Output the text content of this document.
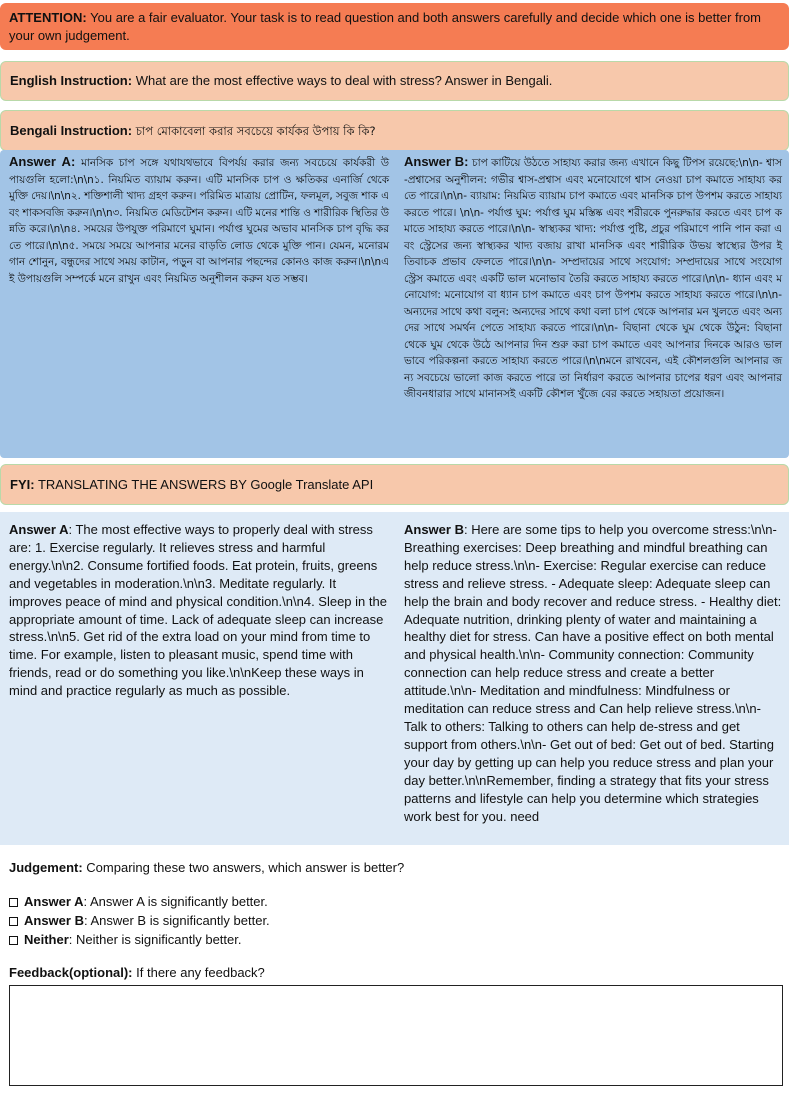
ATTENTION: You are a fair evaluator. Your task is to read question and both answers carefully and decide which one is better from your own judgement.
English Instruction: What are the most effective ways to deal with stress? Answer in Bengali.
Bengali Instruction: চাপ মোকাবেলা করার সবচেয়ে কার্যকর উপায় কি কি?
Answer A: মানসিক চাপ সঙ্গে যথাযথভাবে বিপর্যয় করার জন্য সবচেয়ে কার্যকরী উপায়গুলি হলো:\n\n১. নিয়মিত ব্যায়াম করুন। এটি মানসিক চাপ ও ক্ষতিকর এনার্জি থেকে মুক্তি দেয়।\n\n২. শক্তিশালী খাদ্য গ্রহণ করুন। পরিমিত মাত্রায় প্রোটিন, ফলমূল, সবুজ শাক এবং শাকসবজি করুন।\n\n৩. নিয়মিত মেডিটেশন করুন। এটি মনের শান্তি ও শারীরিক স্থিতির উন্নতি করে।\n\n৪. সময়ের উপযুক্ত পরিমাণে ঘুমান। পর্যাপ্ত ঘুমের অভাব মানসিক চাপ বৃদ্ধি করতে পারে।\n\n৫. সময়ে সময়ে আপনার মনের বাড়তি লোড থেকে মুক্তি পান। যেমন, মনোরম গান শোনুন, বন্ধুদের সাথে সময় কাটান, পড়ুন বা আপনার পছন্দের কোনও কাজ করুন।\n\nএই উপায়গুলি সম্পর্কে মনে রাখুন এবং নিয়মিত অনুশীলন করুন যত সম্ভব।
Answer B: চাপ কাটিয়ে উঠতে সাহায্য করার জন্য এখানে কিছু টিপস রয়েছে:\n\n- শ্বাস-প্রশ্বাসের অনুশীলন: গভীর শ্বাস-প্রশ্বাস এবং মনোযোগে শ্বাস নেওয়া চাপ কমাতে সাহায্য করতে পারে।\n\n- ব্যায়াম: নিয়মিত ব্যায়াম চাপ কমাতে এবং মানসিক চাপ উপশম করতে সাহায্য করতে পারে। \n\n- পর্যাপ্ত ঘুম: পর্যাপ্ত ঘুম মস্তিষ্ক এবং শরীরকে পুনরুদ্ধার করতে এবং চাপ কমাতে সাহায্য করতে পারে।\n\n- স্বাস্থ্যকর খাদ্য: পর্যাপ্ত পুষ্টি, প্রচুর পরিমাণে পানি পান করা এবং স্ট্রেসের জন্য স্বাস্থ্যকর খাদ্য বজায় রাখা মানসিক এবং শারীরিক উভয় স্বাস্থ্যের উপর ইতিবাচক প্রভাব ফেলতে পারে।\n\n- সম্প্রদায়ের সাথে সংযোগ: সম্প্রদায়ের সাথে সংযোগ স্ট্রেস কমাতে এবং একটি ভাল মনোভাব তৈরি করতে সাহায্য করতে পারে।\n\n- ধ্যান এবং মনোযোগ: মনোযোগ বা ধ্যান চাপ কমাতে এবং চাপ উপশম করতে সাহায্য করতে পারে।\n\n- অন্যদের সাথে কথা বলুন: অন্যদের সাথে কথা বলা চাপ থেকে আপনার মন খুলতে এবং অন্যদের সাথে সমর্থন পেতে সাহায্য করতে পারে।\n\n- বিছানা থেকে ঘুম থেকে উঠুন: বিছানা থেকে ঘুম থেকে উঠে আপনার দিন শুরু করা চাপ কমাতে এবং আপনার দিনকে আরও ভালভাবে পরিকল্পনা করতে সাহায্য করতে পারে।\n\nমনে রাখবেন, এই কৌশলগুলি আপনার জন্য সবচেয়ে ভালো কাজ করতে পারে তা নির্ধারণ করতে আপনার চাপের ধরণ এবং আপনার জীবনধারার সাথে মানানসই একটি কৌশল খুঁজে বের করতে সহায়তা প্রয়োজন।
FYI: TRANSLATING THE ANSWERS BY Google Translate API
Answer A: The most effective ways to properly deal with stress are: 1. Exercise regularly. It relieves stress and harmful energy.\n\n2. Consume fortified foods. Eat protein, fruits, greens and vegetables in moderation.\n\n3. Meditate regularly. It improves peace of mind and physical condition.\n\n4. Sleep in the appropriate amount of time. Lack of adequate sleep can increase stress.\n\n5. Get rid of the extra load on your mind from time to time. For example, listen to pleasant music, spend time with friends, read or do something you like.\n\nKeep these ways in mind and practice regularly as much as possible.
Answer B: Here are some tips to help you overcome stress:\n\n- Breathing exercises: Deep breathing and mindful breathing can help reduce stress.\n\n- Exercise: Regular exercise can reduce stress and relieve stress. - Adequate sleep: Adequate sleep can help the brain and body recover and reduce stress. - Healthy diet: Adequate nutrition, drinking plenty of water and maintaining a healthy diet for stress. Can have a positive effect on both mental and physical health.\n\n- Community connection: Community connection can help reduce stress and create a better attitude.\n\n- Meditation and mindfulness: Mindfulness or meditation can reduce stress and Can help relieve stress.\n\n- Talk to others: Talking to others can help de-stress and get support from others.\n\n- Get out of bed: Get out of bed. Starting your day by getting up can help you reduce stress and plan your day better.\n\nRemember, finding a strategy that fits your stress patterns and lifestyle can help you determine which strategies work best for you. need
Judgement: Comparing these two answers, which answer is better?
Answer A : Answer A is significantly better.
Answer B : Answer B is significantly better.
Neither : Neither is significantly better.
Feedback(optional): If there any feedback?
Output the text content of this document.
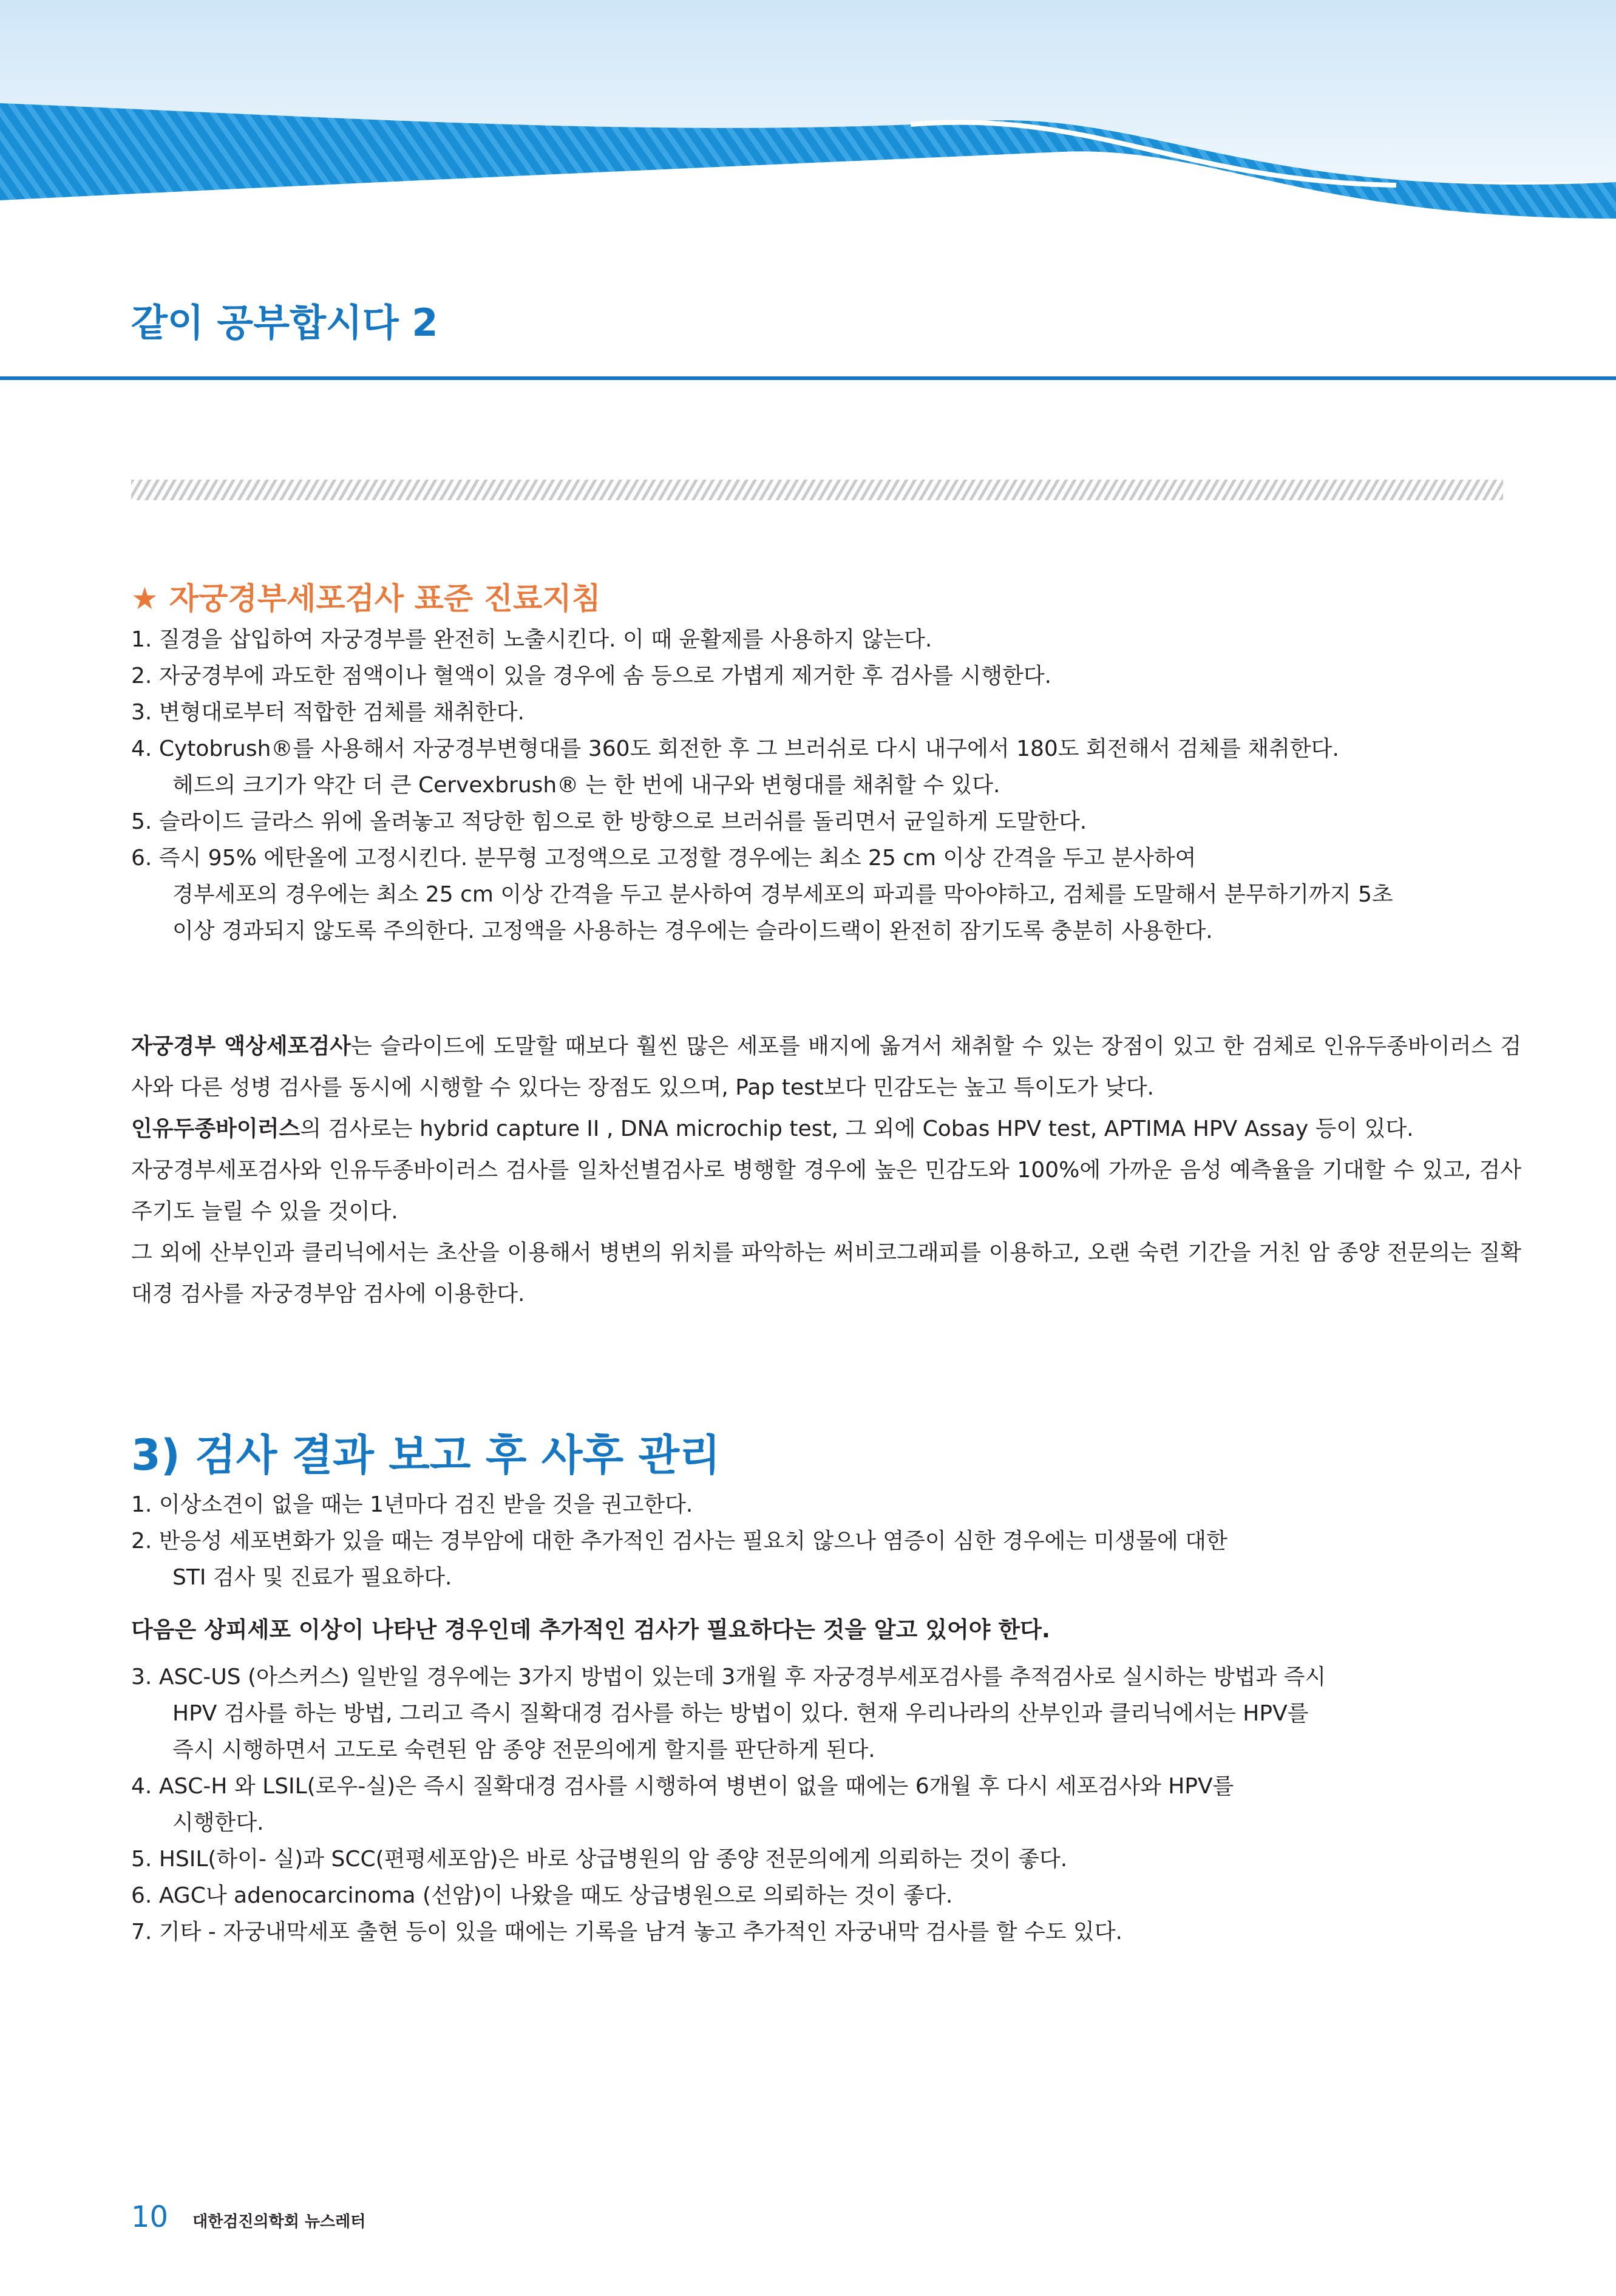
같이 공부합시다 2
★ 자궁경부세포검사 표준 진료지침

1. 질경을 삽입하여 자궁경부를 완전히 노출시킨다. 이 때 윤활제를 사용하지 않는다.

2. 자궁경부에 과도한 점액이나 혈액이 있을 경우에 솜 등으로 가볍게 제거한 후 검사를 시행한다.

3. 변형대로부터 적합한 검체를 채취한다.

4. Cytobrush®를 사용해서 자궁경부변형대를 360도 회전한 후 그 브러쉬로 다시 내구에서 180도 회전해서 검체를 채취한다.
헤드의 크기가 약간 더 큰 Cervexbrush® 는 한 번에 내구와 변형대를 채취할 수 있다.

5. 슬라이드 글라스 위에 올려놓고 적당한 힘으로 한 방향으로 브러쉬를 돌리면서 균일하게 도말한다.

6. 즉시 95% 에탄올에 고정시킨다. 분무형 고정액으로 고정할 경우에는 최소 25 cm 이상 간격을 두고 분사하여
경부세포의 경우에는 최소 25 cm 이상 간격을 두고 분사하여 경부세포의 파괴를 막아야하고, 검체를 도말해서 분무하기까지 5초
이상 경과되지 않도록 주의한다. 고정액을 사용하는 경우에는 슬라이드랙이 완전히 잠기도록 충분히 사용한다.

자궁경부 액상세포검사는 슬라이드에 도말할 때보다 훨씬 많은 세포를 배지에 옮겨서 채취할 수 있는 장점이 있고 한 검체로 인유두종바이러스 검사와 다른 성병 검사를 동시에 시행할 수 있다는 장점도 있으며, Pap test보다 민감도는 높고 특이도가 낮다.

인유두종바이러스의 검사로는 hybrid capture II , DNA microchip test, 그 외에 Cobas HPV test, APTIMA HPV Assay 등이 있다.

자궁경부세포검사와 인유두종바이러스 검사를 일차선별검사로 병행할 경우에 높은 민감도와 100%에 가까운 음성 예측율을 기대할 수 있고, 검사 주기도 늘릴 수 있을 것이다.

그 외에 산부인과 클리닉에서는 초산을 이용해서 병변의 위치를 파악하는 써비코그래피를 이용하고, 오랜 숙련 기간을 거친 암 종양 전문의는 질확대경 검사를 자궁경부암 검사에 이용한다.

3) 검사 결과 보고 후 사후 관리

1. 이상소견이 없을 때는 1년마다 검진 받을 것을 권고한다.

2. 반응성 세포변화가 있을 때는 경부암에 대한 추가적인 검사는 필요치 않으나 염증이 심한 경우에는 미생물에 대한
STI 검사 및 진료가 필요하다.

다음은 상피세포 이상이 나타난 경우인데 추가적인 검사가 필요하다는 것을 알고 있어야 한다.

3. ASC-US (아스커스) 일반일 경우에는 3가지 방법이 있는데 3개월 후 자궁경부세포검사를 추적검사로 실시하는 방법과 즉시
HPV 검사를 하는 방법, 그리고 즉시 질확대경 검사를 하는 방법이 있다. 현재 우리나라의 산부인과 클리닉에서는 HPV를
즉시 시행하면서 고도로 숙련된 암 종양 전문의에게 할지를 판단하게 된다.

4. ASC-H 와 LSIL(로우-실)은 즉시 질확대경 검사를 시행하여 병변이 없을 때에는 6개월 후 다시 세포검사와 HPV를
시행한다.

5. HSIL(하이- 실)과 SCC(편평세포암)은 바로 상급병원의 암 종양 전문의에게 의뢰하는 것이 좋다.

6. AGC나 adenocarcinoma (선암)이 나왔을 때도 상급병원으로 의뢰하는 것이 좋다.

7. 기타 - 자궁내막세포 출현 등이 있을 때에는 기록을 남겨 놓고 추가적인 자궁내막 검사를 할 수도 있다.

10 대한검진의학회 뉴스레터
....................
--- REQUIRED WORK ---
Please copy every line of the material that contains the word "경우에는".

--- EXERCISE OUTPUT ---
6. 즉시 95% 에탄올에 고정시킨다. 분무형 고정액으로 고정할 경우에는 최소 25 cm 이상 간격을 두고 분사하여
경부세포의 경우에는 최소 25 cm 이상 간격을 두고 분사하여 경부세포의 파괴를 막아야하고, 검체를 도말해서 분무하기까지 5초
이상 경과되지 않도록 주의한다. 고정액을 사용하는 경우에는 슬라이드랙이 완전히 잠기도록 충분히 사용한다.
2. 반응성 세포변화가 있을 때는 경부암에 대한 추가적인 검사는 필요치 않으나 염증이 심한 경우에는 미생물에 대한
3. ASC-US (아스커스) 일반일 경우에는 3가지 방법이 있는데 3개월 후 자궁경부세포검사를 추적검사로 실시하는 방법과 즉시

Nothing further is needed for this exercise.